**WORK TO DO**
Copy out the entries in full and with complete accuracy; pictures are excluded.

[Stored data entries]
---*---

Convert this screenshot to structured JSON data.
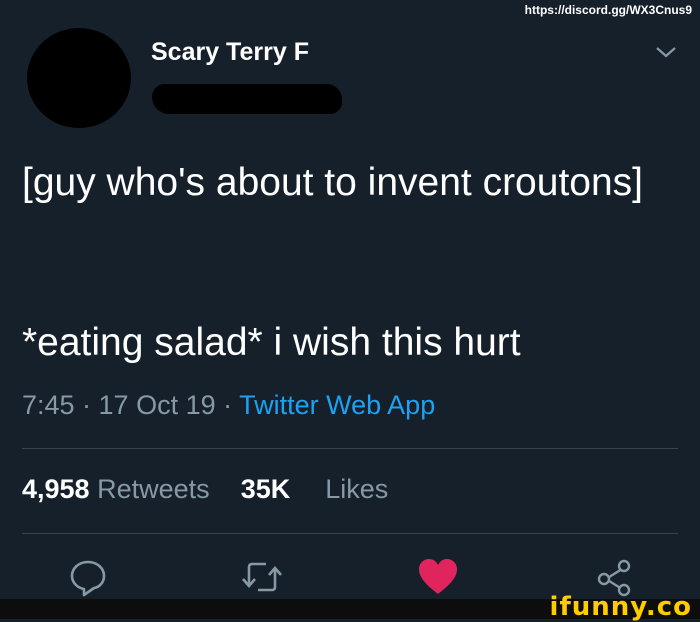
{
  "watermark": {
    "url": "https://discord.gg/WX3Cnus9",
    "brand": "ifunny.co"
  },
  "tweet": {
    "display_name": "Scary Terry F",
    "text_line1": "[guy who's about to invent croutons]",
    "text_line2": "*eating salad* i wish this hurt",
    "time": "7:45 · 17 Oct 19 · ",
    "source": "Twitter Web App",
    "retweets_count": "4,958",
    "retweets_label": "Retweets",
    "likes_count": "35K",
    "likes_label": "Likes"
  },
  "icons": {
    "chevron": "chevron-down-icon",
    "reply": "reply-icon",
    "retweet": "retweet-icon",
    "like": "heart-icon",
    "share": "share-icon"
  },
  "colors": {
    "background": "#15202b",
    "secondary_text": "#8899a6",
    "link": "#1da1f2",
    "like": "#e0245e",
    "brand": "#ffcc00"
  }
}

---*---

**SOLUTION TO THE EXERCISE**
Convert this screenshot to structured JSON data.
{
  "watermark": {
    "url": "https://discord.gg/WX3Cnus9",
    "brand": "ifunny.co"
  },
  "tweet": {
    "display_name": "Scary Terry F",
    "text_line1": "[guy who's about to invent croutons]",
    "text_line2": "*eating salad* i wish this hurt",
    "time": "7:45 · 17 Oct 19 · ",
    "source": "Twitter Web App",
    "retweets_count": "4,958",
    "retweets_label": "Retweets",
    "likes_count": "35K",
    "likes_label": "Likes"
  },
  "icons": {
    "chevron": "chevron-down-icon",
    "reply": "reply-icon",
    "retweet": "retweet-icon",
    "like": "heart-icon",
    "share": "share-icon"
  },
  "colors": {
    "background": "#15202b",
    "secondary_text": "#8899a6",
    "link": "#1da1f2",
    "like": "#e0245e",
    "brand": "#ffcc00"
  }
}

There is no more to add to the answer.